**Text**
"""

In a testament to how stubborn WWE can be, they spent the next month continuing to push The Animal as a fan favorite, despite blatant evidence to the contrary.  It didn't help that (1) he came back clearly out of ring shape, laboring to perform the most basic maneuvers after his entrance, and (2) that the man he was programmed to feud with was Del Rio.  As solid a pro wrestler as you'll find, the former luchador had flipped from heel to face and back to heel in the past year himself, and never really connected with U.S. audiences as either despite numerous pushes.

Their match at Elimination Chamber largely died an ugly death, which what little crowd response it did generate mostly taking the form of ironic pop for Del Rio.

Then, on the February 28th episode of Smackdown, everything changed again:

The skinny jeans are still there, but almost everything else is different.  Big sunglasses and jaunty tweed newboy stay on while he restates his love of the business mission statement but tweaks it to run down the current state of that business, and then goes after Daniel Bryan, ridiculing the "195 pound wannabe" and the fans for supporting him.

It doesn't hurt that his first opponent as a heel is Dolph Ziggler, a performer beloved by many a smark and someone like Bryan that many fans thought was being squeezed out by part-timers like The Animal.  The Show-Off could also bump like crazy for the still getting into shape Batista.

With five weeks to WrestleMania and the spotlight shifted off of him and onto the YES Movement and the Bryan vs. Triple H program that would lead to the New Orleans main event, Batista had time to settle back into his rudo character, and to regain his conditioning.

So while many of us expected him to get knocked to the side and play a small role in the title match at 'Mania, he was integral to the three-way dance (it was booked to the gills and everyone got a chance to catch their breath, but still).  Then, in the move that may have done the most to ingratiate himself to the IWC, he was the man who put the titles on Bryan in a definitive way, tapping to the YES Lock in the middle of the SuperDome ring.

Batista agreed to play second fiddle to The Game the night after The Showcase of the Immortals, teaming with Orton to go after the tag team champs, The Usos.  That match ended in a disqualification, and an attempt to help Triple H win the belt from Bryan was thwarted by The Shield.  After another attempt to go it alone without The Authority's aid ended in interference from Dean Ambrose, Roman Reigns and Seth Rollins, he agreed to get the band back together, and Evolution was on the scene for their two month program against The Hounds of Justice.

"""

**Data excerpts**
"""

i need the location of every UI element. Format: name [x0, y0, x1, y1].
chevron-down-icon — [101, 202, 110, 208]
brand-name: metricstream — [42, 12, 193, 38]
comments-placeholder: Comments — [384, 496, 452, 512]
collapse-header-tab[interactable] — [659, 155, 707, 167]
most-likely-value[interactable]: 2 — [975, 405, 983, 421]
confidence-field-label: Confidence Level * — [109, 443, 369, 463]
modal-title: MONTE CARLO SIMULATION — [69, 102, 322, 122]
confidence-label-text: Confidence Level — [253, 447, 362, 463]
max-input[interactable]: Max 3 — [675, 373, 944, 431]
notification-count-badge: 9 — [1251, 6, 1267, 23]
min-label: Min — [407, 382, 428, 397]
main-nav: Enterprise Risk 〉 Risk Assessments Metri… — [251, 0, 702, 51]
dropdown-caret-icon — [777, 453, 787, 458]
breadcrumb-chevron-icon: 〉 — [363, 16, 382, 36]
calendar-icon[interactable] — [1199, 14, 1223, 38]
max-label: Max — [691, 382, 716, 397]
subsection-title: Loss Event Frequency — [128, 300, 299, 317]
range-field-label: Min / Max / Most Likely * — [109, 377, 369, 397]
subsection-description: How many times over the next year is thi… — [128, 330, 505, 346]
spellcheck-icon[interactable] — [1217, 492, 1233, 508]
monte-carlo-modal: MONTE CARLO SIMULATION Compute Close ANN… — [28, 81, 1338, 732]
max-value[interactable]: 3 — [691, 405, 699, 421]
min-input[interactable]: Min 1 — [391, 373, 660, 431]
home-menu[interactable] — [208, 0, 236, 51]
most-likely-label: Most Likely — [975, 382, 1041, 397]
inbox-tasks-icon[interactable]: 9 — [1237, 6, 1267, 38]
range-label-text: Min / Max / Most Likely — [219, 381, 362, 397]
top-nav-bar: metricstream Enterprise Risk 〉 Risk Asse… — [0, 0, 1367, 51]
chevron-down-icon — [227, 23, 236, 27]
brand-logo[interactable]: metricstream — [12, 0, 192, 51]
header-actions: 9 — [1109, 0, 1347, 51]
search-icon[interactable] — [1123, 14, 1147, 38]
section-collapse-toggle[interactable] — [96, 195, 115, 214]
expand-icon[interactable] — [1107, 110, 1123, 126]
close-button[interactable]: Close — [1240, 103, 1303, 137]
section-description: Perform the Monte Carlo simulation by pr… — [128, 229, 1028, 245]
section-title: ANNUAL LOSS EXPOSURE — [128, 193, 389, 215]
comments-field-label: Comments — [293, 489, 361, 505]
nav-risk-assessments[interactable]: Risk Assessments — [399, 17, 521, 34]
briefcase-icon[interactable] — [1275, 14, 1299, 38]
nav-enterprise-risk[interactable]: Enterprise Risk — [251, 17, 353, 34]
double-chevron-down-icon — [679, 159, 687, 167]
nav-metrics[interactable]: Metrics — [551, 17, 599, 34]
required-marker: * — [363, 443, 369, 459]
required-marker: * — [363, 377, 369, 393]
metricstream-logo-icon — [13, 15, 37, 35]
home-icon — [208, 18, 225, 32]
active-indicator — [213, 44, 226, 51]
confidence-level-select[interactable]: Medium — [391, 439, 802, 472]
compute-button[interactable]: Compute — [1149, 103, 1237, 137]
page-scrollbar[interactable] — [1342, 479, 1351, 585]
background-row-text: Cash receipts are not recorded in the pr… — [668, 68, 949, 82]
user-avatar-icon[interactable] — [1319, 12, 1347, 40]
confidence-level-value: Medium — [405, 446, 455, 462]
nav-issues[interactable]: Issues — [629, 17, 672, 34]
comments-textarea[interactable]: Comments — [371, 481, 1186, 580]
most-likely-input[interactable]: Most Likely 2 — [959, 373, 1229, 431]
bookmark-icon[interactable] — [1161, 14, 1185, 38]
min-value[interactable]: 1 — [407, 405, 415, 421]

"""

**Your tasks**
1. According to the Batista text, what made Dolph Ziggler a helpful first opponent for Batista as a heel?
2. Carry the Batista text forward from its final sentence.

**Outputs by task**
1. Ziggler was beloved by many smarks and, like Bryan, was seen by many fans as being squeezed out by part-timers like Batista, which made him a natural opponent for Batista as a heel. He could also bump like crazy for a Batista who was still getting back into shape.

2.
Two months...for the iteration of Evolution that included Batista and the one of The Shield that included Rollins, anyway.

Throughout that program, Dave held his own in a couple of great pay-per-view (PPV) trios matches.  He wasn't the best worker in them; he was probably among the bottom three.  But there's no shame in being ranked below guys like Rollins or Orton, and high workrate was never Batista's calling card.  But he was a valuable piece of a complex puzzle that was put together to make those bouts what they were.

He also honed and then owned his cocky-but-weary veteran schtick. Back were the thousand dollar suits, a villainous, pitch black beard and the "I could kick your ass and sleep with your woman if I weren't so bored by it all" delivery that he had rocked the first time around in Evolution (and that a guy like Reigns worked a version of as heel just recently).

Which all culminated with a beautiful, melancholy princess wave last night...

I tip my douchey cabbie cap to you (while keeping my oversized expensive sunglasses on), sir .

I was at the head of the "$#%& this $#%&ing guy" posse a few months back.  I wouldn't call the run you've put together over the last quarter of 2014 an all-time classic, but it had some real high points and demonstrated a real humility and love for the business that I didn't think you had in you.

Good luck with the flick, and I honestly am excited for your return later this Summer.

Heck, if you come back and go after those bastiches Hunter and Seth, I might even cheer you this time.